◆ EXERCISE
Your task is to gather the lines below that hold the string "paid".

[Begin DATA]

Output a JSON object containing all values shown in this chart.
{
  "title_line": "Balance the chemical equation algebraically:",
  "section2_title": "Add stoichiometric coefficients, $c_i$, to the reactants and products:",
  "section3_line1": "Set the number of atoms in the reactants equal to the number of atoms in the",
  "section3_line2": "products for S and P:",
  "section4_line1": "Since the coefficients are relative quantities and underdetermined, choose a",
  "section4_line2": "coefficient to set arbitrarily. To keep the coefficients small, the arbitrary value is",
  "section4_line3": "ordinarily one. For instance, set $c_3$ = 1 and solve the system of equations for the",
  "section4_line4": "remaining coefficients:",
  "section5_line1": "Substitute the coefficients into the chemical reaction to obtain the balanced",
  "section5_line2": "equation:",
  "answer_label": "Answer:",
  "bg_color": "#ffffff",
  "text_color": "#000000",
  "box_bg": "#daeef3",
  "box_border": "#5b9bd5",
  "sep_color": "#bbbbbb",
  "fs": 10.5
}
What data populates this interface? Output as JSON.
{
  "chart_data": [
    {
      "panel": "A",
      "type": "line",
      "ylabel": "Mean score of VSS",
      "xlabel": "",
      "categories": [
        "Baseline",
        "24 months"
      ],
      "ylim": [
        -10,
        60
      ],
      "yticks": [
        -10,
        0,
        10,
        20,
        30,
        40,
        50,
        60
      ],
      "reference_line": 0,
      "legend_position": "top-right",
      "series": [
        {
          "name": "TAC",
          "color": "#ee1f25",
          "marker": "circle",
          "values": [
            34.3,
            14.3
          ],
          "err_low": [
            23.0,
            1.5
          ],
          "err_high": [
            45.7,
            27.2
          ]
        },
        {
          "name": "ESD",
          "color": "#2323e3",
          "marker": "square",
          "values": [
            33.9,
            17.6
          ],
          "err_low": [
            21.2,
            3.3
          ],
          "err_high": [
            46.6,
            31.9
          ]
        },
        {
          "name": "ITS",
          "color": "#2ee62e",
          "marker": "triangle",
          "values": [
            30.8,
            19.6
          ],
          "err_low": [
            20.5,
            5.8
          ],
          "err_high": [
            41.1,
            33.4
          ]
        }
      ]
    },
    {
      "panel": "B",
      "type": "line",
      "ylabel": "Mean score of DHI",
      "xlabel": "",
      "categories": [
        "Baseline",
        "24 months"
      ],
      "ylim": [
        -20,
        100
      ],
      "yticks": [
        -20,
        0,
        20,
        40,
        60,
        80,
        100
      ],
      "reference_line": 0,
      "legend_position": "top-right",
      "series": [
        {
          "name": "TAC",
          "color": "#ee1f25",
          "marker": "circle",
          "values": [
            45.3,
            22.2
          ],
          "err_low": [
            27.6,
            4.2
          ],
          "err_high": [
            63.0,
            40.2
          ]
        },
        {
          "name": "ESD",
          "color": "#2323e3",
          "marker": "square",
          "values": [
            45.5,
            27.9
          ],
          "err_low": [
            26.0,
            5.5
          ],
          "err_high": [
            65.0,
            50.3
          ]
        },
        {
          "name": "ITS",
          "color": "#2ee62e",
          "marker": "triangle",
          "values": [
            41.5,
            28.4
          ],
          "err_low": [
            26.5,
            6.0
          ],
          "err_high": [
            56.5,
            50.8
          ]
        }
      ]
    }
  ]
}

[End DATA]
[Begin DATA]

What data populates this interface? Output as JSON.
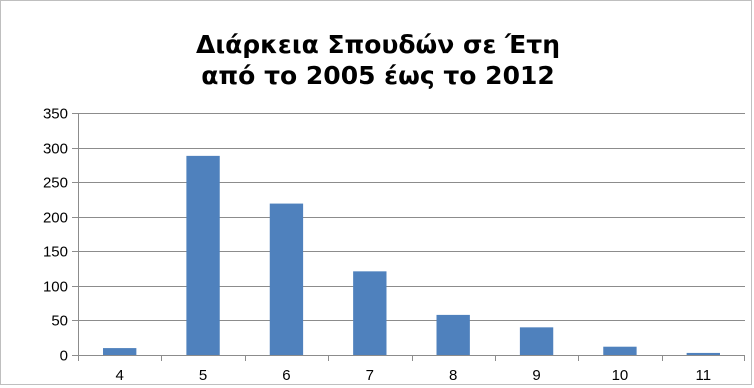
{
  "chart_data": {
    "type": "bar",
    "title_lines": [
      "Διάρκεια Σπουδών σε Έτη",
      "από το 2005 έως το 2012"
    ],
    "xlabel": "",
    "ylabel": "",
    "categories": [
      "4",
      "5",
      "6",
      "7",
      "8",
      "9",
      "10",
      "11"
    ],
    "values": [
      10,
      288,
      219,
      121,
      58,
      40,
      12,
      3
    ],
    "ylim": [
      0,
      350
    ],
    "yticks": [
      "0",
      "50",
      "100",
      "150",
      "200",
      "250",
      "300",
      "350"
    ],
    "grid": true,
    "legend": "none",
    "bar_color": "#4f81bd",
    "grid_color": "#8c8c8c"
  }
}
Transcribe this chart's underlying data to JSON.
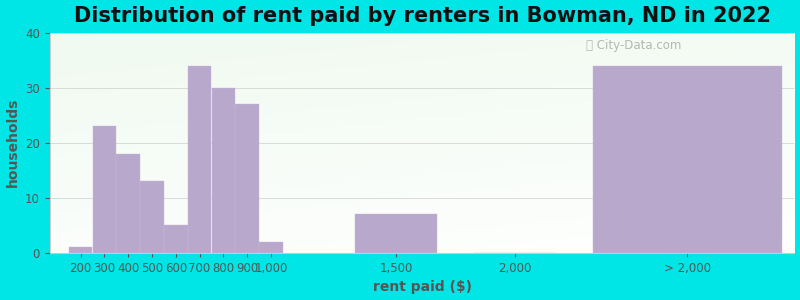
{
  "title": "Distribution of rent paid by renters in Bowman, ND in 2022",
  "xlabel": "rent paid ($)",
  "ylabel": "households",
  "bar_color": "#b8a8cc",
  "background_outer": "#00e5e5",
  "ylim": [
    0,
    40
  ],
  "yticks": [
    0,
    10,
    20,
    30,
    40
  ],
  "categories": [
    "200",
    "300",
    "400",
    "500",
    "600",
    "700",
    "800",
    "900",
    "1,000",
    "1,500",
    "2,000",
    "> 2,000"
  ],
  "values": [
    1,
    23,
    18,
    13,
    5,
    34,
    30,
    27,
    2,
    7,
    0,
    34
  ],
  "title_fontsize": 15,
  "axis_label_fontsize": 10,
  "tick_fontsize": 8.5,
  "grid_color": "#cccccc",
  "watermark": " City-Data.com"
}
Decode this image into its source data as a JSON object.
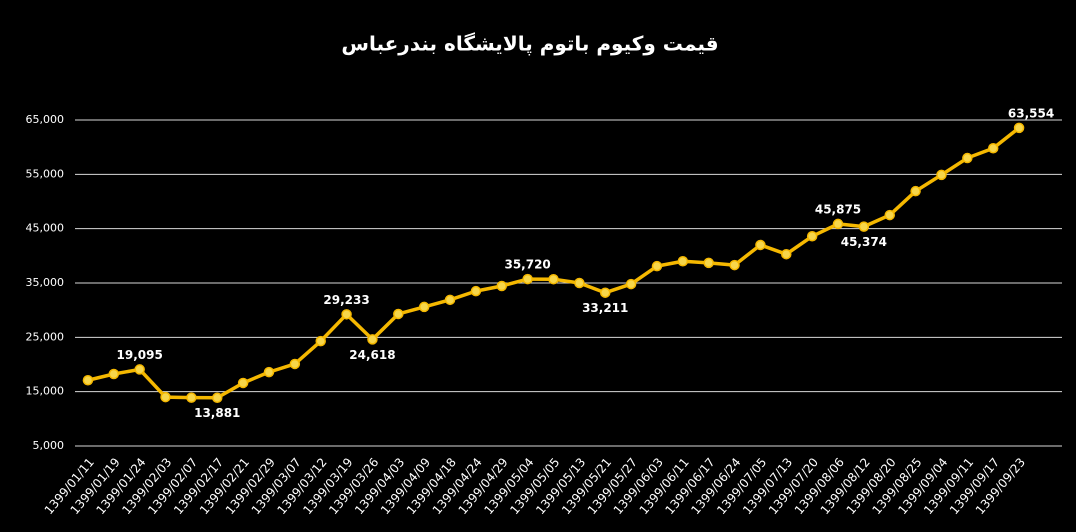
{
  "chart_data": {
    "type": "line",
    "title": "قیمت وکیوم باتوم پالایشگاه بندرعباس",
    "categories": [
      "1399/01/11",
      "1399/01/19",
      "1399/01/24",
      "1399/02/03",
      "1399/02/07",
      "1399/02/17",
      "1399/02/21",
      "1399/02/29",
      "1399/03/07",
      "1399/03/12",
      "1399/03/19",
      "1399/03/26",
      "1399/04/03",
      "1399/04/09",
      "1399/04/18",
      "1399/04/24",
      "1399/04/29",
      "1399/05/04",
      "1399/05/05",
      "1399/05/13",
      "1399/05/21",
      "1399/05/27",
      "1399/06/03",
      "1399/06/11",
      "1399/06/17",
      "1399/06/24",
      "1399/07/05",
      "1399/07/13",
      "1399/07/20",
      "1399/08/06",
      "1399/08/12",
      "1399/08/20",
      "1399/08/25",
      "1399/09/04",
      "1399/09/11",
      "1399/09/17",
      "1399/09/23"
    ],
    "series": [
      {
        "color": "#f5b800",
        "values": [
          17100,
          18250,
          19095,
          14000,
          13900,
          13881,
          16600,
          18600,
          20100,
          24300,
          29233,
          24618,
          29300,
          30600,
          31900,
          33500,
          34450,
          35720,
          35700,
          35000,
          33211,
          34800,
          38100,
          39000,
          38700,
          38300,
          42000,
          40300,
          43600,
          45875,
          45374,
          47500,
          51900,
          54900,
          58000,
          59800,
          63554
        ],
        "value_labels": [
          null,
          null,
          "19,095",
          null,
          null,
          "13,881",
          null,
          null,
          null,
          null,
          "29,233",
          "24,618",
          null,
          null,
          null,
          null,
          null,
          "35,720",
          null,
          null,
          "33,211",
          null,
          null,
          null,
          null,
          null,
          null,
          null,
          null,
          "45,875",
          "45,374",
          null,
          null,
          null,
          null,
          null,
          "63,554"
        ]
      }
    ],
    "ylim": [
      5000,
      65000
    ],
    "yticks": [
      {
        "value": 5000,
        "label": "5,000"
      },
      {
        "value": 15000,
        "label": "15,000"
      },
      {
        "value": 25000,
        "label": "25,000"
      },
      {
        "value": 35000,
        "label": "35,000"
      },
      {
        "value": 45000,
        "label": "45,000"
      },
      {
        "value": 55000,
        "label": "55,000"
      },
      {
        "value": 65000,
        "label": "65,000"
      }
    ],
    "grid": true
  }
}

[End DATA]

◆ REPLY
  "title": "Distribution of rent paid by renters in Bowman, ND in 2022",
  "xlabel": "rent paid ($)",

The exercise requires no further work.